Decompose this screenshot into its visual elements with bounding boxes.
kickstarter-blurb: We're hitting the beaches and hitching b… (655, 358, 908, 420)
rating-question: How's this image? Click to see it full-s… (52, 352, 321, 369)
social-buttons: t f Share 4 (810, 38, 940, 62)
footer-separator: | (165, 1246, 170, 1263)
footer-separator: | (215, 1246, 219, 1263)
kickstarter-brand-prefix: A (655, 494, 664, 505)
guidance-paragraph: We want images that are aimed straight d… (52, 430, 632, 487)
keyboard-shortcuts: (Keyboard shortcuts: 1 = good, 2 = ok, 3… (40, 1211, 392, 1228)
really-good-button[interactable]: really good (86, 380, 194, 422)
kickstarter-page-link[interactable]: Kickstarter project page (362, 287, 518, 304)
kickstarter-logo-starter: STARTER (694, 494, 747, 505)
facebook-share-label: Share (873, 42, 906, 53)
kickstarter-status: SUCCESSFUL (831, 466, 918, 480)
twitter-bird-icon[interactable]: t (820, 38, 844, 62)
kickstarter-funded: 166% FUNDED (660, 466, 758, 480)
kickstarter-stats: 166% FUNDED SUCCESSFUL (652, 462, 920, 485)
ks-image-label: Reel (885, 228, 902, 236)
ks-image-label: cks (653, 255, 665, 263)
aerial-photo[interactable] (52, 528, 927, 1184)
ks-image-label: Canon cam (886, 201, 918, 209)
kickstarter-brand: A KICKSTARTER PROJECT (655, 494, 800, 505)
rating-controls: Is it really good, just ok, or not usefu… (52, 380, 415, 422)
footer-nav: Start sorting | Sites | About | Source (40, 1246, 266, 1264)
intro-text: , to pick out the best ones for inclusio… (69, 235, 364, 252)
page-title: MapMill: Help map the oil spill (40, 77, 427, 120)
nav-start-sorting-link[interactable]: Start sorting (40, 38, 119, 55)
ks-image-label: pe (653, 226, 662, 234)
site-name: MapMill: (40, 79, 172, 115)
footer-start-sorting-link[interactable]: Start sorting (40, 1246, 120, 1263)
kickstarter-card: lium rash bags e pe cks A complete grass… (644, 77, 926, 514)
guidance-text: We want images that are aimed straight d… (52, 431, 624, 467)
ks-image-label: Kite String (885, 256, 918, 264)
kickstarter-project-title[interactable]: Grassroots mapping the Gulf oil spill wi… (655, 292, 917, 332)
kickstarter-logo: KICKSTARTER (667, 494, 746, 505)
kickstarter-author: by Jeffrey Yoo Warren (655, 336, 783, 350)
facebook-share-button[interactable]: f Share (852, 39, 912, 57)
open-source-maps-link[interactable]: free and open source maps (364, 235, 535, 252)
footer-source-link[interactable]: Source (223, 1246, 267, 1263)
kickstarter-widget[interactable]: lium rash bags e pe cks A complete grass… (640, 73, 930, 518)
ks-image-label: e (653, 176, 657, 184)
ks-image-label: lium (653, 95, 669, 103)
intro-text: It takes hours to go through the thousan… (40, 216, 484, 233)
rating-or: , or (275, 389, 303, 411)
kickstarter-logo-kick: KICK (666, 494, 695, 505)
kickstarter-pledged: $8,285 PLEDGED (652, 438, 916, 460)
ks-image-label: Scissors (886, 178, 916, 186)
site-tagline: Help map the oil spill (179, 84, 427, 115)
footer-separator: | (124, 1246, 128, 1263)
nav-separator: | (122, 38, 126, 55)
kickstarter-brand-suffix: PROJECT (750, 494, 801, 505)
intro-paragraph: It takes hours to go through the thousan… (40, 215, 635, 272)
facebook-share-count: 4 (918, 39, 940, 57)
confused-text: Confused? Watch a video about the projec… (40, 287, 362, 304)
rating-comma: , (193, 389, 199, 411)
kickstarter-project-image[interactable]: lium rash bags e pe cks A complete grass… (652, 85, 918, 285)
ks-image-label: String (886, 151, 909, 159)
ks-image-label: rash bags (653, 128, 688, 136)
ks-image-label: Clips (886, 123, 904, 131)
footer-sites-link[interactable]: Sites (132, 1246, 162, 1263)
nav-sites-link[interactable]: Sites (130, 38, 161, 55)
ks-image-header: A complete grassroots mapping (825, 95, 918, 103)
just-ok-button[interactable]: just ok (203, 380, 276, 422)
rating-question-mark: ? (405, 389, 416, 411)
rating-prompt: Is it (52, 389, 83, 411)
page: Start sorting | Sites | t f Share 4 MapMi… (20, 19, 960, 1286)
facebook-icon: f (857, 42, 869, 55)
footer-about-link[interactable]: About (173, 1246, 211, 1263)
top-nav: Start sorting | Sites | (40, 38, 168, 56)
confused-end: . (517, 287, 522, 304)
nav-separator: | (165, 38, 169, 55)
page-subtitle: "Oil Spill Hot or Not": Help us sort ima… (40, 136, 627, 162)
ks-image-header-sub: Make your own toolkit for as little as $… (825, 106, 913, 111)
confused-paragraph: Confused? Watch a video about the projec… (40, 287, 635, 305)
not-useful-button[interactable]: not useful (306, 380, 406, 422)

———

Print all of the items above again, reproducing every line verbatim and in its original order.

Decompose this screenshot into its visual elements with bounding boxes.
kickstarter-blurb: We're hitting the beaches and hitching b… (655, 358, 908, 420)
rating-question: How's this image? Click to see it full-s… (52, 352, 321, 369)
social-buttons: t f Share 4 (810, 38, 940, 62)
footer-separator: | (165, 1246, 170, 1263)
footer-separator: | (215, 1246, 219, 1263)
kickstarter-brand-prefix: A (655, 494, 664, 505)
guidance-paragraph: We want images that are aimed straight d… (52, 430, 632, 487)
keyboard-shortcuts: (Keyboard shortcuts: 1 = good, 2 = ok, 3… (40, 1211, 392, 1228)
really-good-button[interactable]: really good (86, 380, 194, 422)
kickstarter-page-link[interactable]: Kickstarter project page (362, 287, 518, 304)
kickstarter-logo-starter: STARTER (694, 494, 747, 505)
facebook-share-label: Share (873, 42, 906, 53)
kickstarter-status: SUCCESSFUL (831, 466, 918, 480)
twitter-bird-icon[interactable]: t (820, 38, 844, 62)
kickstarter-funded: 166% FUNDED (660, 466, 758, 480)
kickstarter-stats: 166% FUNDED SUCCESSFUL (652, 462, 920, 485)
ks-image-label: Reel (885, 228, 902, 236)
ks-image-label: cks (653, 255, 665, 263)
aerial-photo[interactable] (52, 528, 927, 1184)
ks-image-label: Canon cam (886, 201, 918, 209)
kickstarter-brand: A KICKSTARTER PROJECT (655, 494, 800, 505)
rating-controls: Is it really good, just ok, or not usefu… (52, 380, 415, 422)
footer-nav: Start sorting | Sites | About | Source (40, 1246, 266, 1264)
intro-text: , to pick out the best ones for inclusio… (69, 235, 364, 252)
page-title: MapMill: Help map the oil spill (40, 77, 427, 120)
nav-start-sorting-link[interactable]: Start sorting (40, 38, 119, 55)
ks-image-label: pe (653, 226, 662, 234)
site-name: MapMill: (40, 79, 172, 115)
footer-start-sorting-link[interactable]: Start sorting (40, 1246, 120, 1263)
kickstarter-card: lium rash bags e pe cks A complete grass… (644, 77, 926, 514)
guidance-text: We want images that are aimed straight d… (52, 431, 624, 467)
ks-image-label: Kite String (885, 256, 918, 264)
kickstarter-project-title[interactable]: Grassroots mapping the Gulf oil spill wi… (655, 292, 917, 332)
kickstarter-logo: KICKSTARTER (667, 494, 746, 505)
kickstarter-author: by Jeffrey Yoo Warren (655, 336, 783, 350)
facebook-share-button[interactable]: f Share (852, 39, 912, 57)
open-source-maps-link[interactable]: free and open source maps (364, 235, 535, 252)
footer-source-link[interactable]: Source (223, 1246, 267, 1263)
kickstarter-widget[interactable]: lium rash bags e pe cks A complete grass… (640, 73, 930, 518)
ks-image-label: e (653, 176, 657, 184)
ks-image-label: lium (653, 95, 669, 103)
intro-text: It takes hours to go through the thousan… (40, 216, 484, 233)
rating-or: , or (275, 389, 303, 411)
kickstarter-logo-kick: KICK (666, 494, 695, 505)
kickstarter-pledged: $8,285 PLEDGED (652, 438, 916, 460)
ks-image-label: Scissors (886, 178, 916, 186)
site-tagline: Help map the oil spill (179, 84, 427, 115)
footer-separator: | (124, 1246, 128, 1263)
nav-separator: | (122, 38, 126, 55)
kickstarter-brand-suffix: PROJECT (750, 494, 801, 505)
intro-paragraph: It takes hours to go through the thousan… (40, 215, 635, 272)
facebook-share-count: 4 (918, 39, 940, 57)
confused-text: Confused? Watch a video about the projec… (40, 287, 362, 304)
rating-comma: , (193, 389, 199, 411)
kickstarter-project-image[interactable]: lium rash bags e pe cks A complete grass… (652, 85, 918, 285)
ks-image-label: String (886, 151, 909, 159)
ks-image-label: rash bags (653, 128, 688, 136)
ks-image-label: Clips (886, 123, 904, 131)
footer-sites-link[interactable]: Sites (132, 1246, 162, 1263)
nav-sites-link[interactable]: Sites (130, 38, 161, 55)
ks-image-header: A complete grassroots mapping (825, 95, 918, 103)
just-ok-button[interactable]: just ok (203, 380, 276, 422)
rating-question-mark: ? (405, 389, 416, 411)
rating-prompt: Is it (52, 389, 83, 411)
page: Start sorting | Sites | t f Share 4 MapMi… (20, 19, 960, 1286)
facebook-icon: f (857, 42, 869, 55)
footer-about-link[interactable]: About (173, 1246, 211, 1263)
top-nav: Start sorting | Sites | (40, 38, 168, 56)
confused-end: . (517, 287, 522, 304)
nav-separator: | (165, 38, 169, 55)
page-subtitle: "Oil Spill Hot or Not": Help us sort ima… (40, 136, 627, 162)
ks-image-header-sub: Make your own toolkit for as little as $… (825, 106, 913, 111)
confused-paragraph: Confused? Watch a video about the projec… (40, 287, 635, 305)
not-useful-button[interactable]: not useful (306, 380, 406, 422)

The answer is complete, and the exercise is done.